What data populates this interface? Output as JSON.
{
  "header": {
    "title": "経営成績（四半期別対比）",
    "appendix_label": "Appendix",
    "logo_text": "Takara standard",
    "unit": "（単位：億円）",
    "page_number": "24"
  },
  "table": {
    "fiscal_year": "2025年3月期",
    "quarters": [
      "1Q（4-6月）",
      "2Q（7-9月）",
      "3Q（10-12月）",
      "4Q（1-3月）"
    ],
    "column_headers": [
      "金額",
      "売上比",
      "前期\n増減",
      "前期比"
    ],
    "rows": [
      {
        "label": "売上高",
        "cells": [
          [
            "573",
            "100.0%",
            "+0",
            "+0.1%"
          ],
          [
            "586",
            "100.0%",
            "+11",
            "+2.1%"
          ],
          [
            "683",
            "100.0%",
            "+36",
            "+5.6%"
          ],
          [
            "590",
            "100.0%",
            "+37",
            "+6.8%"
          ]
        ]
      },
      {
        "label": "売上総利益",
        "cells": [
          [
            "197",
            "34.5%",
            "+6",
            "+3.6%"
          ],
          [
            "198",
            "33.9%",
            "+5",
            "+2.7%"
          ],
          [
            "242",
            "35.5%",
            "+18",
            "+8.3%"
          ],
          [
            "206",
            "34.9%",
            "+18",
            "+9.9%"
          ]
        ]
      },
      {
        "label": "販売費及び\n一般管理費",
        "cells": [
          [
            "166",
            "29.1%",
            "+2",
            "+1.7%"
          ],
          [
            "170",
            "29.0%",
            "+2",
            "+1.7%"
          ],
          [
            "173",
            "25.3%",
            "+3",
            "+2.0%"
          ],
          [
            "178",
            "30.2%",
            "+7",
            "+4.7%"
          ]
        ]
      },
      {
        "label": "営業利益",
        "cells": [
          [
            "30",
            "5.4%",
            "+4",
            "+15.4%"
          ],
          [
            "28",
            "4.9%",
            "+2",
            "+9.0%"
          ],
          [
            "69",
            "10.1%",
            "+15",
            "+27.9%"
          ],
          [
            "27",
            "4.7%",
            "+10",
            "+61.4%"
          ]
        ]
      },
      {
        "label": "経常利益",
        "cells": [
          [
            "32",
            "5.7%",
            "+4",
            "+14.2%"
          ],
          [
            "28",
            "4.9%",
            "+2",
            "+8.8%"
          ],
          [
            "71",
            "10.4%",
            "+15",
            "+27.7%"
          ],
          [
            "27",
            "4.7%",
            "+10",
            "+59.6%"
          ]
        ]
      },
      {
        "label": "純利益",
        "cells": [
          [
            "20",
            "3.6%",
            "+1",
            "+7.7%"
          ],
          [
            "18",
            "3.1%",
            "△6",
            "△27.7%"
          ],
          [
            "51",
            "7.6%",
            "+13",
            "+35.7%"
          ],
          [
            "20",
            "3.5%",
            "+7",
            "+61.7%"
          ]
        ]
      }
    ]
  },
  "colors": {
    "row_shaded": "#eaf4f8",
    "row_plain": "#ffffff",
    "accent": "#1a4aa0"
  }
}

------------------------------------------------------------------------

■ Task statement: Return the entries above exactly, each one complete.

■ Response below:
What data populates this interface? Output as JSON.
{
  "header": {
    "title": "経営成績（四半期別対比）",
    "appendix_label": "Appendix",
    "logo_text": "Takara standard",
    "unit": "（単位：億円）",
    "page_number": "24"
  },
  "table": {
    "fiscal_year": "2025年3月期",
    "quarters": [
      "1Q（4-6月）",
      "2Q（7-9月）",
      "3Q（10-12月）",
      "4Q（1-3月）"
    ],
    "column_headers": [
      "金額",
      "売上比",
      "前期\n増減",
      "前期比"
    ],
    "rows": [
      {
        "label": "売上高",
        "cells": [
          [
            "573",
            "100.0%",
            "+0",
            "+0.1%"
          ],
          [
            "586",
            "100.0%",
            "+11",
            "+2.1%"
          ],
          [
            "683",
            "100.0%",
            "+36",
            "+5.6%"
          ],
          [
            "590",
            "100.0%",
            "+37",
            "+6.8%"
          ]
        ]
      },
      {
        "label": "売上総利益",
        "cells": [
          [
            "197",
            "34.5%",
            "+6",
            "+3.6%"
          ],
          [
            "198",
            "33.9%",
            "+5",
            "+2.7%"
          ],
          [
            "242",
            "35.5%",
            "+18",
            "+8.3%"
          ],
          [
            "206",
            "34.9%",
            "+18",
            "+9.9%"
          ]
        ]
      },
      {
        "label": "販売費及び\n一般管理費",
        "cells": [
          [
            "166",
            "29.1%",
            "+2",
            "+1.7%"
          ],
          [
            "170",
            "29.0%",
            "+2",
            "+1.7%"
          ],
          [
            "173",
            "25.3%",
            "+3",
            "+2.0%"
          ],
          [
            "178",
            "30.2%",
            "+7",
            "+4.7%"
          ]
        ]
      },
      {
        "label": "営業利益",
        "cells": [
          [
            "30",
            "5.4%",
            "+4",
            "+15.4%"
          ],
          [
            "28",
            "4.9%",
            "+2",
            "+9.0%"
          ],
          [
            "69",
            "10.1%",
            "+15",
            "+27.9%"
          ],
          [
            "27",
            "4.7%",
            "+10",
            "+61.4%"
          ]
        ]
      },
      {
        "label": "経常利益",
        "cells": [
          [
            "32",
            "5.7%",
            "+4",
            "+14.2%"
          ],
          [
            "28",
            "4.9%",
            "+2",
            "+8.8%"
          ],
          [
            "71",
            "10.4%",
            "+15",
            "+27.7%"
          ],
          [
            "27",
            "4.7%",
            "+10",
            "+59.6%"
          ]
        ]
      },
      {
        "label": "純利益",
        "cells": [
          [
            "20",
            "3.6%",
            "+1",
            "+7.7%"
          ],
          [
            "18",
            "3.1%",
            "△6",
            "△27.7%"
          ],
          [
            "51",
            "7.6%",
            "+13",
            "+35.7%"
          ],
          [
            "20",
            "3.5%",
            "+7",
            "+61.7%"
          ]
        ]
      }
    ]
  },
  "colors": {
    "row_shaded": "#eaf4f8",
    "row_plain": "#ffffff",
    "accent": "#1a4aa0"
  }
}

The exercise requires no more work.